### [TASK TO COMPLETE]
Find and copy lines holding "Work".

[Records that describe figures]
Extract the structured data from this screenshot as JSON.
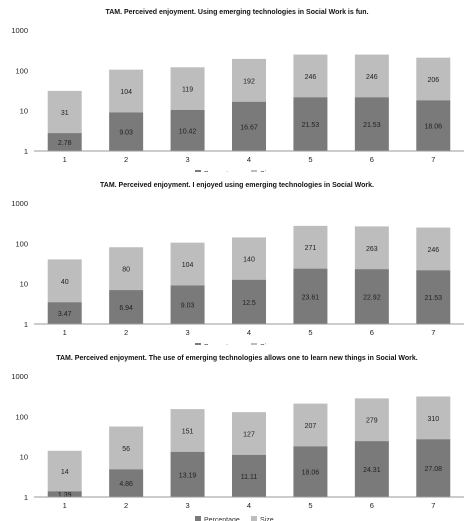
{
  "colors": {
    "percentage": "#7a7a7a",
    "size": "#bdbdbd",
    "axis": "#9a9a9a"
  },
  "chart_data": [
    {
      "type": "bar",
      "stacked": true,
      "yscale": "log",
      "ylim": [
        1,
        1000
      ],
      "yticks": [
        "1",
        "10",
        "100",
        "1000"
      ],
      "title": "TAM.  Perceived enjoyment. Using emerging technologies in Social Work is fun.",
      "categories": [
        "1",
        "2",
        "3",
        "4",
        "5",
        "6",
        "7"
      ],
      "series": [
        {
          "name": "Percentage",
          "values": [
            2.78,
            9.03,
            10.42,
            16.67,
            21.53,
            21.53,
            18.06
          ]
        },
        {
          "name": "Size",
          "values": [
            31,
            104,
            119,
            192,
            246,
            246,
            206
          ]
        }
      ],
      "legend": "bottom",
      "grid": false
    },
    {
      "type": "bar",
      "stacked": true,
      "yscale": "log",
      "ylim": [
        1,
        1000
      ],
      "yticks": [
        "1",
        "10",
        "100",
        "1000"
      ],
      "title": "TAM.  Perceived enjoyment. I enjoyed using emerging technologies in Social Work.",
      "categories": [
        "1",
        "2",
        "3",
        "4",
        "5",
        "6",
        "7"
      ],
      "series": [
        {
          "name": "Percentage",
          "values": [
            3.47,
            6.94,
            9.03,
            12.5,
            23.61,
            22.92,
            21.53
          ]
        },
        {
          "name": "Size",
          "values": [
            40,
            80,
            104,
            140,
            271,
            263,
            246
          ]
        }
      ],
      "legend": "bottom",
      "grid": false
    },
    {
      "type": "bar",
      "stacked": true,
      "yscale": "log",
      "ylim": [
        1,
        1000
      ],
      "yticks": [
        "1",
        "10",
        "100",
        "1000"
      ],
      "title": "TAM. Perceived enjoyment. The use of emerging technologies allows one to learn new things in Social Work.",
      "categories": [
        "1",
        "2",
        "3",
        "4",
        "5",
        "6",
        "7"
      ],
      "series": [
        {
          "name": "Percentage",
          "values": [
            1.39,
            4.86,
            13.19,
            11.11,
            18.06,
            24.31,
            27.08
          ]
        },
        {
          "name": "Size",
          "values": [
            14,
            56,
            151,
            127,
            207,
            279,
            310
          ]
        }
      ],
      "legend": "bottom",
      "grid": false
    }
  ]
}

### [OUTPUT BELOW]
      "title": "TAM.  Perceived enjoyment. Using emerging technologies in Social Work is fun.",
      "title": "TAM.  Perceived enjoyment. I enjoyed using emerging technologies in Social Work.",
      "title": "TAM. Perceived enjoyment. The use of emerging technologies allows one to learn new things in Social Work.",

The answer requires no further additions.